Isolate every line in the records below with "Summary" in it.

>> begin

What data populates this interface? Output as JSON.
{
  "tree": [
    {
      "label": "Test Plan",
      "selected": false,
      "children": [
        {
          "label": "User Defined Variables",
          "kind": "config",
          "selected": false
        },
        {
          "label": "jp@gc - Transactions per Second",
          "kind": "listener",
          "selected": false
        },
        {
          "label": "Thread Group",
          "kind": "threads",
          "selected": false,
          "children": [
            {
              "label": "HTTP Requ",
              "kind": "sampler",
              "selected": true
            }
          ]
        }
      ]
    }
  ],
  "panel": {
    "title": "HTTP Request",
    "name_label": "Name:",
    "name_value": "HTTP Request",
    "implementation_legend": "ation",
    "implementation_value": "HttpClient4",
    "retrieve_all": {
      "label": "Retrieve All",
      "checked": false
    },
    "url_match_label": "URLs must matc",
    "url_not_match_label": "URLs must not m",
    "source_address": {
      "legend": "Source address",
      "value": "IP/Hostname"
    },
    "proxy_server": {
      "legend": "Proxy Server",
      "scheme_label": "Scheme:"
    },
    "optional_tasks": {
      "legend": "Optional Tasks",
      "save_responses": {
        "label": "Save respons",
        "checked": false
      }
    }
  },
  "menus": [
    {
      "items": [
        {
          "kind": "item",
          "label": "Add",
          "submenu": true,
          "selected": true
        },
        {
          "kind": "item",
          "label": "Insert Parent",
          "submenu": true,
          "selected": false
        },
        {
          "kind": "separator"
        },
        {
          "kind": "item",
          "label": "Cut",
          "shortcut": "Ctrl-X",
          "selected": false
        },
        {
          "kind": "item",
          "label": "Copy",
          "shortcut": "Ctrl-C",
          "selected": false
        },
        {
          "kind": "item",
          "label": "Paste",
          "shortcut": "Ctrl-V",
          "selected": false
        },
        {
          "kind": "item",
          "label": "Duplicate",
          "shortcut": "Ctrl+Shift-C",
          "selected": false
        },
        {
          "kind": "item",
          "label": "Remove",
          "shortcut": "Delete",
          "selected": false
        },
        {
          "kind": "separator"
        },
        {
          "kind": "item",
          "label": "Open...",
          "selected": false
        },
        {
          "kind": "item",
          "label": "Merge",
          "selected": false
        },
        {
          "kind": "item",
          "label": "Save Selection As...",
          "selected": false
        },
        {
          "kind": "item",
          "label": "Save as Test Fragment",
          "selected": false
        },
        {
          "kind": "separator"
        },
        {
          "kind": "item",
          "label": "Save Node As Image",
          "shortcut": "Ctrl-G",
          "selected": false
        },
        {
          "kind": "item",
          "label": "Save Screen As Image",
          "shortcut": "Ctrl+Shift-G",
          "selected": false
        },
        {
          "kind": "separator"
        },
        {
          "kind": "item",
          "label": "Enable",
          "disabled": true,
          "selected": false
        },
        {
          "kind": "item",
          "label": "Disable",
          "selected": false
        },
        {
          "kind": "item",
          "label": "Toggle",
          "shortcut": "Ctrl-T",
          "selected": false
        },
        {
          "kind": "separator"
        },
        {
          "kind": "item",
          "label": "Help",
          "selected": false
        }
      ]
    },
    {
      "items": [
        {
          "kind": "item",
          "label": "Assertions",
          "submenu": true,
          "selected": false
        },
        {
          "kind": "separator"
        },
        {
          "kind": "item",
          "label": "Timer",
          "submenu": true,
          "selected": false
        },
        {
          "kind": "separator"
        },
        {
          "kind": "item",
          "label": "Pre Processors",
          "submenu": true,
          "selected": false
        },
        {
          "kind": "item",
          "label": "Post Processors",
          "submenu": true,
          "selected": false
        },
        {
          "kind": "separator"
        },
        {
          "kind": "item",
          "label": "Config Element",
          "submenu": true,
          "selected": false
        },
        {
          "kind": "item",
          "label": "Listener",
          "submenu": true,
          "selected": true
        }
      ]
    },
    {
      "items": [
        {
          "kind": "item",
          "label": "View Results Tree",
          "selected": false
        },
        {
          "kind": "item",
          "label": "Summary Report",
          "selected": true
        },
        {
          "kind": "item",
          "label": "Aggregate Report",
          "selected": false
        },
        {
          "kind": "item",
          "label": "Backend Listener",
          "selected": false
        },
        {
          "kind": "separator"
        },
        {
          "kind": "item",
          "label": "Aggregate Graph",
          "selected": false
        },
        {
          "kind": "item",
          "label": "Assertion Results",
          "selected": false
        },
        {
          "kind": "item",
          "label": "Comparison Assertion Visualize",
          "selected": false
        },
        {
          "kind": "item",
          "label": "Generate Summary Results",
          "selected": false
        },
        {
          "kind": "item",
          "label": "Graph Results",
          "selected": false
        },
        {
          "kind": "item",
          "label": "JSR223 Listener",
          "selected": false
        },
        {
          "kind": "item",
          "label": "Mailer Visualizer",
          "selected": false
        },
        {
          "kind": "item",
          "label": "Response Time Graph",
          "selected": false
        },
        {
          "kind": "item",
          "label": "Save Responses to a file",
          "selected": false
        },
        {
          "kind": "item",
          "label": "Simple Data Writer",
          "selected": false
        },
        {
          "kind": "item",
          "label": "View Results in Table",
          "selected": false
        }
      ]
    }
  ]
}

>> end

(REPLY)
          "label": "Summary Report",
          "label": "Generate Summary Results",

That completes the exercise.